WHAT THIS EXERCISE ASKS:
- A) Based on the text about children's tantrums, decide whether each of the following statements agrees with it. For each one, answer yes or no and quote the words from the text that decide it. (i) A child's cortex does not develop fully until around school age. (ii) Experts advise using distraction while a tantrum is underway. (iii) For children aged 4 to 5, the text suggests consequences such as time-out.
- B) Pick up the text about children's tantrums after its final line and continue it.

Sometimes tantrums are brought on by specific triggers, like if a child doesn’t get a toy they want or if they’re upset that screen time is over. Sometimes they seem to happen for no reason at all. Understanding why they happen at different stages in your child's development may help you put it all into perspective and keep your cool when you’re in the thick of it.

Tantrums for 2 to 3 year olds

While your toddler having a meltdown over the audacity of you putting their socks on may seem ridiculous (and yes, it is), tantrums are a normal part of their development. Your child’s cortex (the reasoning part of the brain) doesn’t develop fully until they’re around school age. This, paired with the fact that toddlers often don’t have the words to articulate themselves, commonly results in explosions of frustration.

Tantrums for 4 to 5 year olds

By preschool age, most children are able to regulate their emotions better and think more rationally. However, tantrums can still occur. They might be brought on by sibling conflicts, not wanting what’s for dinner, or being bored at the grocery store.

At this age, children are still learning to associate feelings and emotions with words, so they may struggle to identify and communicate their needs. However, tantrums could start to become an intentional way to get your attention, so you may introduce some consequences such as time-out.

Tantrums for 6+ year olds

Usually tantrums occur less frequently once your child has reached school. By this stage, children will usually have developed more advanced social skills to help them communicate well and get along with others.

The occasional meltdown at this age isn’t generally a problem, however if they’re frequent or become violent, you may need to get support. Speak to your doctor about potential causes and solutions.

Young girl having a tantrum

How to prevent tantrums

Tantrums can sometimes catch you by surprise, but they’re often brought on by something predictable. The best way to avoid them is to identify these potential triggers, where you can, and remove them.

Here are some ideas for how to prevent tantrums with your child.

Reduce their stress

When kids are tired, over or under stimulated, or hungry, they’re more likely to act out. Support them to get enough sleep, give them a task to focus on, or offer a snack to stop meltdown mode from activating.

Observe and address your child’s feelings

If your child’s mood suggests that a tantrum is imminent, ask them about what they’re feeling and what’s going on with them. You could help them work through and understand these emotions, or distract them from their feelings — maybe try making some jokes. Just be sure not to laugh at their emotions or suggest that they’re silly. For your child, these are very real reasons to be upset.

Something else to remember is that trying to distract children during a tantrum (by suggesting a fun activity or a treat) can actually become a reward. That’s why experts say distraction is best used BEFORE the tantrum starts and not to be used amidst the chaos.

Work around potential triggers

You’ll probably notice trends in what leads to tantrums for your child. It might be when other kids don’t share their toys, or when they’re bored at a shopping center . You probably can’t avoid shopping (or other kids for that matter) but you could find some engaging activities to prevent tantrums from occurring. Perhaps give your child and their playmate the same toy so they won’t argue over a specific one. Or, offer your child a special task or activity, like finding the eggs at the shopping center so they can feel in control of something.

Toddler throwing a tantrum

How to cope with tantrums

Okay. Red alert, red alert. A tantrum is in full effect. What now?

(A block of data)
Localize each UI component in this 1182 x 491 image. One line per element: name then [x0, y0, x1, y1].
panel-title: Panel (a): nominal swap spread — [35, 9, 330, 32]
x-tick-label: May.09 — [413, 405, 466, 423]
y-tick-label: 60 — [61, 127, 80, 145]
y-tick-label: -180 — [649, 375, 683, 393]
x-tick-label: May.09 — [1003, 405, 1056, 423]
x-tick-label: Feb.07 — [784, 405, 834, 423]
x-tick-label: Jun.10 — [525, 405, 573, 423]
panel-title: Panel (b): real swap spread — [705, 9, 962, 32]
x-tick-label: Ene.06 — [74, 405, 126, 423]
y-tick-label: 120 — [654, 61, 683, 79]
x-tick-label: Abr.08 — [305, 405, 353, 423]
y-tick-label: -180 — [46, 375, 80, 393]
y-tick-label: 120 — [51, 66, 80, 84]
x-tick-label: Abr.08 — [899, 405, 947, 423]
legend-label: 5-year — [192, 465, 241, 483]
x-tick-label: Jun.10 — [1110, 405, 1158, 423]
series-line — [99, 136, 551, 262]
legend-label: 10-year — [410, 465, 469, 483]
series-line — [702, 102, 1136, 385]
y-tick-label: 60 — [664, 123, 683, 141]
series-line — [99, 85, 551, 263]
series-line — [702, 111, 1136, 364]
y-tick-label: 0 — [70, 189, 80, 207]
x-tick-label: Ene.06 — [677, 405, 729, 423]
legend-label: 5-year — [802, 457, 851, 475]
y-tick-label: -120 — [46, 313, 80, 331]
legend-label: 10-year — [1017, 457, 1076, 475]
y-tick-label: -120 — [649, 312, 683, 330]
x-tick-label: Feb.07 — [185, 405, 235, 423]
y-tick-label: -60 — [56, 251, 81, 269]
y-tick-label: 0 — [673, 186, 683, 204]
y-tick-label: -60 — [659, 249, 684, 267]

THE RESPONSES:
- A)
(i) Yes: "Your child’s cortex (the reasoning part of the brain) doesn’t develop fully until they’re around school age."
(ii) No: "experts say distraction is best used BEFORE the tantrum starts and not to be used amidst the chaos."
(iii) Yes: "so you may introduce some consequences such as time-out."

- B)
Take a moment to acknowledge that tantrums are really tough for parents. It’s okay to feel exhausted, frustrated and embarrassed about your child’s behavior. You’re not a bad parent because you couldn’t prevent the tantrum and can’t make it stop. If you need a moment to cool off, take some deep breaths or step out of the room if it’s safe to do so.

Here are some strategies to help you cope during your child’s tantrum.

  1. Stay calm and be consistent – Even if you’re not feeling it, give your best Oscar-winning performance of a calm parent. This will show your child how they should be behaving. By consistently reacting to tantrums in a quiet, collected, business-like manner, you’ll be sending the message that tantrums don’t get a rise from you. Discuss your tantrum management plan with any other carer or co-parent to ensure your child always receives the same response – consistency is key.
  2. Draw attention to your child’s feelings – Put words to what they’re feeling and help them understand what is happening. For example, if they want a snack but you’ve said no, you could say, “I know it’s frustrating that you want a snack, but I’ve said no because we’re going to have dinner in 15 minutes”. This allows them to associate the word ‘frustrating’ to the feeling so they can understand it and respond rationally in future.
  3. Wait – Once the tantrum has begun, you probably want to do everything in your power to make your kid stop. Remember that there’s nothing wrong with feeling emotions. Your child needs to ride it out. Stay close to them so they know you’re there to offer support and if you’re in a public location you could go somewhere quiet to help them calm down. The important message is not to give children too much attention for tantrums, otherwise they’ll learn to throw a tantrum to get you to respond. Using time-out can work well here.
  4. Don’t cave in – After 15 minutes of screaming, you may be tempted to give in and start bargaining or giving your child what they want. This will teach them that by persisting with a tantrum, they’ll eventually get their way. It’s tempting to cave, but try to stand your ground and wait till the emotions have passed. Stay strong.
  5. Talk about it later – Once your child has calmed down and the situation has moved on, take a moment to talk to them about what they experienced. Tantrums can be frightening for children when they don’t understand it. Explain to them the name of the emotion they were feeling and how it made them behave. Then ask them how they could respond differently when they feel that emotion in future.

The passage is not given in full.